• [Brief] Return all the data, word for word.

* begin Dataset excerpts *

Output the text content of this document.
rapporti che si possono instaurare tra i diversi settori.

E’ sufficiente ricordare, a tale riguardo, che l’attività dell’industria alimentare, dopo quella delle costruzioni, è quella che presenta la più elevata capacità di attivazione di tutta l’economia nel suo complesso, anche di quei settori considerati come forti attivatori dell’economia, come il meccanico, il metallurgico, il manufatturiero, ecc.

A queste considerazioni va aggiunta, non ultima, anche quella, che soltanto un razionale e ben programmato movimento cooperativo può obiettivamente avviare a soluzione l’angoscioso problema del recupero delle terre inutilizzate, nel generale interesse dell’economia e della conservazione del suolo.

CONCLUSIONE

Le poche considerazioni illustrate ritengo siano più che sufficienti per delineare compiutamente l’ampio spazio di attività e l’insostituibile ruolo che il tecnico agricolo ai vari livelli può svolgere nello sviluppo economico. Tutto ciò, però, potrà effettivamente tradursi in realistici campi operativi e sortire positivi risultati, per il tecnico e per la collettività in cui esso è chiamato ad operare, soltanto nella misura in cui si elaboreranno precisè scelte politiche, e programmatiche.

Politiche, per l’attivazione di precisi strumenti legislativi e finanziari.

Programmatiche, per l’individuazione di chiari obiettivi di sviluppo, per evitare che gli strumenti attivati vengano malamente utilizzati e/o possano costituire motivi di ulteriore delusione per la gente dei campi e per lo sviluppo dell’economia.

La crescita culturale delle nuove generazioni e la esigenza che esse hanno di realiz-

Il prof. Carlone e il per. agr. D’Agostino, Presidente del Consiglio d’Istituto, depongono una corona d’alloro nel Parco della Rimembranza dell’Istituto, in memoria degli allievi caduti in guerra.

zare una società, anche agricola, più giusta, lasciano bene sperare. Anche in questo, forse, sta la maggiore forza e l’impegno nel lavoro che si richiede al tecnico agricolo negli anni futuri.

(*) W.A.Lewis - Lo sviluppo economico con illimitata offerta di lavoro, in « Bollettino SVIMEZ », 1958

* end Dataset excerpts *

• [Complete response]
Output the text content of this document.
rapporti che si possono instaurare tra i diversi settori.

E’ sufficiente ricordare, a tale riguardo, che l’attività dell’industria alimentare, dopo quella delle costruzioni, è quella che presenta la più elevata capacità di attivazione di tutta l’economia nel suo complesso, anche di quei settori considerati come forti attivatori dell’economia, come il meccanico, il metallurgico, il manufatturiero, ecc.

A queste considerazioni va aggiunta, non ultima, anche quella, che soltanto un razionale e ben programmato movimento cooperativo può obiettivamente avviare a soluzione l’angoscioso problema del recupero delle terre inutilizzate, nel generale interesse dell’economia e della conservazione del suolo.

CONCLUSIONE

Le poche considerazioni illustrate ritengo siano più che sufficienti per delineare compiutamente l’ampio spazio di attività e l’insostituibile ruolo che il tecnico agricolo ai vari livelli può svolgere nello sviluppo economico. Tutto ciò, però, potrà effettivamente tradursi in realistici campi operativi e sortire positivi risultati, per il tecnico e per la collettività in cui esso è chiamato ad operare, soltanto nella misura in cui si elaboreranno precisè scelte politiche, e programmatiche.

Politiche, per l’attivazione di precisi strumenti legislativi e finanziari.

Programmatiche, per l’individuazione di chiari obiettivi di sviluppo, per evitare che gli strumenti attivati vengano malamente utilizzati e/o possano costituire motivi di ulteriore delusione per la gente dei campi e per lo sviluppo dell’economia.

La crescita culturale delle nuove generazioni e la esigenza che esse hanno di realiz-

Il prof. Carlone e il per. agr. D’Agostino, Presidente del Consiglio d’Istituto, depongono una corona d’alloro nel Parco della Rimembranza dell’Istituto, in memoria degli allievi caduti in guerra.

zare una società, anche agricola, più giusta, lasciano bene sperare. Anche in questo, forse, sta la maggiore forza e l’impegno nel lavoro che si richiede al tecnico agricolo negli anni futuri.

(*) W.A.Lewis - Lo sviluppo economico con illimitata offerta di lavoro, in « Bollettino SVIMEZ », 1958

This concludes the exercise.